◆ What you have to do ◆
Write out the data below in full. Keep it exact.

**** Data rows

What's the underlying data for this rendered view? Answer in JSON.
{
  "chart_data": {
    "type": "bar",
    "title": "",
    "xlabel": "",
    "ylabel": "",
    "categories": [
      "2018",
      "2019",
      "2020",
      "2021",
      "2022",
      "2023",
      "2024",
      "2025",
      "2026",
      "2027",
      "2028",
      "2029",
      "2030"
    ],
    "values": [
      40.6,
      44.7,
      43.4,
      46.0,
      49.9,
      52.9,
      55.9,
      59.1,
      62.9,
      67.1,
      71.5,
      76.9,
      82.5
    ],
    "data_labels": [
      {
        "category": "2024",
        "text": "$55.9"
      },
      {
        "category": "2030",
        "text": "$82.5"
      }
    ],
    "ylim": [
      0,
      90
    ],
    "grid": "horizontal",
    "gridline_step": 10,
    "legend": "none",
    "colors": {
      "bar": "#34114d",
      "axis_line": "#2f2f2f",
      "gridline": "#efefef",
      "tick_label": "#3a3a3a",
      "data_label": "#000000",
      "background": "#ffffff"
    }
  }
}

********

◆ Exercise result ◆
What's the underlying data for this rendered view? Answer in JSON.
{
  "chart_data": {
    "type": "bar",
    "title": "",
    "xlabel": "",
    "ylabel": "",
    "categories": [
      "2018",
      "2019",
      "2020",
      "2021",
      "2022",
      "2023",
      "2024",
      "2025",
      "2026",
      "2027",
      "2028",
      "2029",
      "2030"
    ],
    "values": [
      40.6,
      44.7,
      43.4,
      46.0,
      49.9,
      52.9,
      55.9,
      59.1,
      62.9,
      67.1,
      71.5,
      76.9,
      82.5
    ],
    "data_labels": [
      {
        "category": "2024",
        "text": "$55.9"
      },
      {
        "category": "2030",
        "text": "$82.5"
      }
    ],
    "ylim": [
      0,
      90
    ],
    "grid": "horizontal",
    "gridline_step": 10,
    "legend": "none",
    "colors": {
      "bar": "#34114d",
      "axis_line": "#2f2f2f",
      "gridline": "#efefef",
      "tick_label": "#3a3a3a",
      "data_label": "#000000",
      "background": "#ffffff"
    }
  }
}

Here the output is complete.